**Task input**
[start]
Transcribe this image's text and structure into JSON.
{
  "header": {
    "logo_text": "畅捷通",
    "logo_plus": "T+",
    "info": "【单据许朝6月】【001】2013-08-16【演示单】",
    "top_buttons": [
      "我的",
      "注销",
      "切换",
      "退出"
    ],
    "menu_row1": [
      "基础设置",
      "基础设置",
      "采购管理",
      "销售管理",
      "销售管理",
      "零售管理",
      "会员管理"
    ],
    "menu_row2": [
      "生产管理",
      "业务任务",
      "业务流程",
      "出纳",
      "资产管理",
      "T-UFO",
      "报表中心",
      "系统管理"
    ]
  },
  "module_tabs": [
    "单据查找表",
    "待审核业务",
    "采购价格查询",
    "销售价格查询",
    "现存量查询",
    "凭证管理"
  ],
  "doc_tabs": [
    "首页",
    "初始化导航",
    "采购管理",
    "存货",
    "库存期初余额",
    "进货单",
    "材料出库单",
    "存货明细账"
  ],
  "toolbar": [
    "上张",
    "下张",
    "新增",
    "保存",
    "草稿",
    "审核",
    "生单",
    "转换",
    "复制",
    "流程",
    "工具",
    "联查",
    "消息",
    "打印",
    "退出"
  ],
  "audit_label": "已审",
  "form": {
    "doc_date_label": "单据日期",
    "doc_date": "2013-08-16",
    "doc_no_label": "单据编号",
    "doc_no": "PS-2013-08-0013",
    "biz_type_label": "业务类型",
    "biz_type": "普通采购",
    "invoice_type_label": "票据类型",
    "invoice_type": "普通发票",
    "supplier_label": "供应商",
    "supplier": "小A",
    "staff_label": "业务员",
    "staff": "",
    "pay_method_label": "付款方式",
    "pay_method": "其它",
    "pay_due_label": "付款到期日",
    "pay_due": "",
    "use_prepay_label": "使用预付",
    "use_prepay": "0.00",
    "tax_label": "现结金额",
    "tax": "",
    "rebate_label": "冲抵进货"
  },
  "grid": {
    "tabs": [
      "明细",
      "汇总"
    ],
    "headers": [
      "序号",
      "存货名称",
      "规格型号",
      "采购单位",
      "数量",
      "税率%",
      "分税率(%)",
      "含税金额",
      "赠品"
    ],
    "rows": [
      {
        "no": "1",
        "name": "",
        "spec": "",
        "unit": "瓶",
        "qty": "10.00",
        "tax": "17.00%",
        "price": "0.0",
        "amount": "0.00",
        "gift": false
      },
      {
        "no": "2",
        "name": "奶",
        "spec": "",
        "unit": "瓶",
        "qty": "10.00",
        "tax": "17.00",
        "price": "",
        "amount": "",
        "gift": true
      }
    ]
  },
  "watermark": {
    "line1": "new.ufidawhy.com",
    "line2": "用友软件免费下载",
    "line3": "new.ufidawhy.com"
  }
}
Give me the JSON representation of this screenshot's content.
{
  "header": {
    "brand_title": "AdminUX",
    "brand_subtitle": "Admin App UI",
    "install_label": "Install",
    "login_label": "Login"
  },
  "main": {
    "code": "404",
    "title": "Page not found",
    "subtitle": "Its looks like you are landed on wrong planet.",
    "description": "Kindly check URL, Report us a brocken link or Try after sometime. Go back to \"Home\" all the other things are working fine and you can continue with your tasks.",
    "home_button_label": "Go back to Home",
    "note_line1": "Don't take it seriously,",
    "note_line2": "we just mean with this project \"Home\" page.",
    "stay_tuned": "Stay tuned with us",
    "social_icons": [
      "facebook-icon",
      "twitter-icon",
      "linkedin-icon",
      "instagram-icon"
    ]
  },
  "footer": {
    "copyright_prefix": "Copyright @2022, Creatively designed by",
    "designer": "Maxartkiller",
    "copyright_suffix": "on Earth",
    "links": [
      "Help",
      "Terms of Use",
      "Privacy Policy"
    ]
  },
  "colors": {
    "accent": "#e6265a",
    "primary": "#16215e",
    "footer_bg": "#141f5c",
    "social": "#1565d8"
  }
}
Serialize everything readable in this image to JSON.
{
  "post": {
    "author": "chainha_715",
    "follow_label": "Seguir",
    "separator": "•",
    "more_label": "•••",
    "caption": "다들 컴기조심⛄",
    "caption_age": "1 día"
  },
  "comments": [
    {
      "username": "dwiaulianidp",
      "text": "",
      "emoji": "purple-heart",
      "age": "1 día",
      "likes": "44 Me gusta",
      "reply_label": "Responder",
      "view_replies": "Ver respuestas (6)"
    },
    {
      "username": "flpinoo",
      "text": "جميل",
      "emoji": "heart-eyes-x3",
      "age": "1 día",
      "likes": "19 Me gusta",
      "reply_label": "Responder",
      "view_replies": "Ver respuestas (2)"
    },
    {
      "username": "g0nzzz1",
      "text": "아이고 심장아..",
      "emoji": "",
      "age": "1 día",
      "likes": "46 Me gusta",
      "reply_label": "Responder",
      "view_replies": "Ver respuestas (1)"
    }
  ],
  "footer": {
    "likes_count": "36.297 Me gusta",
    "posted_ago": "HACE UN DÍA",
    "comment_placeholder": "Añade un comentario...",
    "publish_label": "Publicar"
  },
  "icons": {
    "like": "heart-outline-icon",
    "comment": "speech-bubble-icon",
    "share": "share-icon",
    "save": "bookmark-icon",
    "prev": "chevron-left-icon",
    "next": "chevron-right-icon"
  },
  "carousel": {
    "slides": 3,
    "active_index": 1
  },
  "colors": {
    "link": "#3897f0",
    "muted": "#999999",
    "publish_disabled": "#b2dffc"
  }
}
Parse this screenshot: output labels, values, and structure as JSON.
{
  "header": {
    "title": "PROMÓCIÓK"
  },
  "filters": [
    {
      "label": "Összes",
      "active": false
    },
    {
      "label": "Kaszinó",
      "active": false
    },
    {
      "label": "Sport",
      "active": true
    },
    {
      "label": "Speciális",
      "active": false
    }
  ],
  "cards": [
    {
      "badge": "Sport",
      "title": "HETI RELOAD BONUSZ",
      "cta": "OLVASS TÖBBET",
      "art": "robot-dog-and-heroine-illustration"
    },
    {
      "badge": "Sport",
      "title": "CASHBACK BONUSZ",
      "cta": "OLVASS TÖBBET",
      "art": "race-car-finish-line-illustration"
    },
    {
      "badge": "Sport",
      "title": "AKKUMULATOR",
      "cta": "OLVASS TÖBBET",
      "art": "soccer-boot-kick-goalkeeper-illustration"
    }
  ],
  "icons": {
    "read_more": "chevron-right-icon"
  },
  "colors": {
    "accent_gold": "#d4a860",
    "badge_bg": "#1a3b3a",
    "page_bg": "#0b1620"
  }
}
[end]
**Aim of the exercise**
Exactly as written, please output every entry.

**Problem solution**
Transcribe this image's text and structure into JSON.
{
  "header": {
    "logo_text": "畅捷通",
    "logo_plus": "T+",
    "info": "【单据许朝6月】【001】2013-08-16【演示单】",
    "top_buttons": [
      "我的",
      "注销",
      "切换",
      "退出"
    ],
    "menu_row1": [
      "基础设置",
      "基础设置",
      "采购管理",
      "销售管理",
      "销售管理",
      "零售管理",
      "会员管理"
    ],
    "menu_row2": [
      "生产管理",
      "业务任务",
      "业务流程",
      "出纳",
      "资产管理",
      "T-UFO",
      "报表中心",
      "系统管理"
    ]
  },
  "module_tabs": [
    "单据查找表",
    "待审核业务",
    "采购价格查询",
    "销售价格查询",
    "现存量查询",
    "凭证管理"
  ],
  "doc_tabs": [
    "首页",
    "初始化导航",
    "采购管理",
    "存货",
    "库存期初余额",
    "进货单",
    "材料出库单",
    "存货明细账"
  ],
  "toolbar": [
    "上张",
    "下张",
    "新增",
    "保存",
    "草稿",
    "审核",
    "生单",
    "转换",
    "复制",
    "流程",
    "工具",
    "联查",
    "消息",
    "打印",
    "退出"
  ],
  "audit_label": "已审",
  "form": {
    "doc_date_label": "单据日期",
    "doc_date": "2013-08-16",
    "doc_no_label": "单据编号",
    "doc_no": "PS-2013-08-0013",
    "biz_type_label": "业务类型",
    "biz_type": "普通采购",
    "invoice_type_label": "票据类型",
    "invoice_type": "普通发票",
    "supplier_label": "供应商",
    "supplier": "小A",
    "staff_label": "业务员",
    "staff": "",
    "pay_method_label": "付款方式",
    "pay_method": "其它",
    "pay_due_label": "付款到期日",
    "pay_due": "",
    "use_prepay_label": "使用预付",
    "use_prepay": "0.00",
    "tax_label": "现结金额",
    "tax": "",
    "rebate_label": "冲抵进货"
  },
  "grid": {
    "tabs": [
      "明细",
      "汇总"
    ],
    "headers": [
      "序号",
      "存货名称",
      "规格型号",
      "采购单位",
      "数量",
      "税率%",
      "分税率(%)",
      "含税金额",
      "赠品"
    ],
    "rows": [
      {
        "no": "1",
        "name": "",
        "spec": "",
        "unit": "瓶",
        "qty": "10.00",
        "tax": "17.00%",
        "price": "0.0",
        "amount": "0.00",
        "gift": false
      },
      {
        "no": "2",
        "name": "奶",
        "spec": "",
        "unit": "瓶",
        "qty": "10.00",
        "tax": "17.00",
        "price": "",
        "amount": "",
        "gift": true
      }
    ]
  },
  "watermark": {
    "line1": "new.ufidawhy.com",
    "line2": "用友软件免费下载",
    "line3": "new.ufidawhy.com"
  }
}
Give me the JSON representation of this screenshot's content.
{
  "header": {
    "brand_title": "AdminUX",
    "brand_subtitle": "Admin App UI",
    "install_label": "Install",
    "login_label": "Login"
  },
  "main": {
    "code": "404",
    "title": "Page not found",
    "subtitle": "Its looks like you are landed on wrong planet.",
    "description": "Kindly check URL, Report us a brocken link or Try after sometime. Go back to \"Home\" all the other things are working fine and you can continue with your tasks.",
    "home_button_label": "Go back to Home",
    "note_line1": "Don't take it seriously,",
    "note_line2": "we just mean with this project \"Home\" page.",
    "stay_tuned": "Stay tuned with us",
    "social_icons": [
      "facebook-icon",
      "twitter-icon",
      "linkedin-icon",
      "instagram-icon"
    ]
  },
  "footer": {
    "copyright_prefix": "Copyright @2022, Creatively designed by",
    "designer": "Maxartkiller",
    "copyright_suffix": "on Earth",
    "links": [
      "Help",
      "Terms of Use",
      "Privacy Policy"
    ]
  },
  "colors": {
    "accent": "#e6265a",
    "primary": "#16215e",
    "footer_bg": "#141f5c",
    "social": "#1565d8"
  }
}
Serialize everything readable in this image to JSON.
{
  "post": {
    "author": "chainha_715",
    "follow_label": "Seguir",
    "separator": "•",
    "more_label": "•••",
    "caption": "다들 컴기조심⛄",
    "caption_age": "1 día"
  },
  "comments": [
    {
      "username": "dwiaulianidp",
      "text": "",
      "emoji": "purple-heart",
      "age": "1 día",
      "likes": "44 Me gusta",
      "reply_label": "Responder",
      "view_replies": "Ver respuestas (6)"
    },
    {
      "username": "flpinoo",
      "text": "جميل",
      "emoji": "heart-eyes-x3",
      "age": "1 día",
      "likes": "19 Me gusta",
      "reply_label": "Responder",
      "view_replies": "Ver respuestas (2)"
    },
    {
      "username": "g0nzzz1",
      "text": "아이고 심장아..",
      "emoji": "",
      "age": "1 día",
      "likes": "46 Me gusta",
      "reply_label": "Responder",
      "view_replies": "Ver respuestas (1)"
    }
  ],
  "footer": {
    "likes_count": "36.297 Me gusta",
    "posted_ago": "HACE UN DÍA",
    "comment_placeholder": "Añade un comentario...",
    "publish_label": "Publicar"
  },
  "icons": {
    "like": "heart-outline-icon",
    "comment": "speech-bubble-icon",
    "share": "share-icon",
    "save": "bookmark-icon",
    "prev": "chevron-left-icon",
    "next": "chevron-right-icon"
  },
  "carousel": {
    "slides": 3,
    "active_index": 1
  },
  "colors": {
    "link": "#3897f0",
    "muted": "#999999",
    "publish_disabled": "#b2dffc"
  }
}
Parse this screenshot: output labels, values, and structure as JSON.
{
  "header": {
    "title": "PROMÓCIÓK"
  },
  "filters": [
    {
      "label": "Összes",
      "active": false
    },
    {
      "label": "Kaszinó",
      "active": false
    },
    {
      "label": "Sport",
      "active": true
    },
    {
      "label": "Speciális",
      "active": false
    }
  ],
  "cards": [
    {
      "badge": "Sport",
      "title": "HETI RELOAD BONUSZ",
      "cta": "OLVASS TÖBBET",
      "art": "robot-dog-and-heroine-illustration"
    },
    {
      "badge": "Sport",
      "title": "CASHBACK BONUSZ",
      "cta": "OLVASS TÖBBET",
      "art": "race-car-finish-line-illustration"
    },
    {
      "badge": "Sport",
      "title": "AKKUMULATOR",
      "cta": "OLVASS TÖBBET",
      "art": "soccer-boot-kick-goalkeeper-illustration"
    }
  ],
  "icons": {
    "read_more": "chevron-right-icon"
  },
  "colors": {
    "accent_gold": "#d4a860",
    "badge_bg": "#1a3b3a",
    "page_bg": "#0b1620"
  }
}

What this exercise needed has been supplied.